:: WHAT IS BEING ASKED ::
Return all lines below containing the word "combine".

:: Dataset entries on figures ::
|---|

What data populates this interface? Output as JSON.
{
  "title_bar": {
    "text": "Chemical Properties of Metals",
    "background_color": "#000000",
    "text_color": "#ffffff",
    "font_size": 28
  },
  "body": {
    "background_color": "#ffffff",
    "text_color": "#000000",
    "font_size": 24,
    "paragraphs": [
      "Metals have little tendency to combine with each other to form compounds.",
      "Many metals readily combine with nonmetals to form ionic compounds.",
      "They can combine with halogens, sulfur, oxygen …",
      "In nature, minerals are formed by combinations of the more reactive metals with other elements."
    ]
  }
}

|---|

:: WORKED ANSWER ::
      "Metals have little tendency to combine with each other to form compounds.",
      "Many metals readily combine with nonmetals to form ionic compounds.",
      "They can combine with halogens, sulfur, oxygen …",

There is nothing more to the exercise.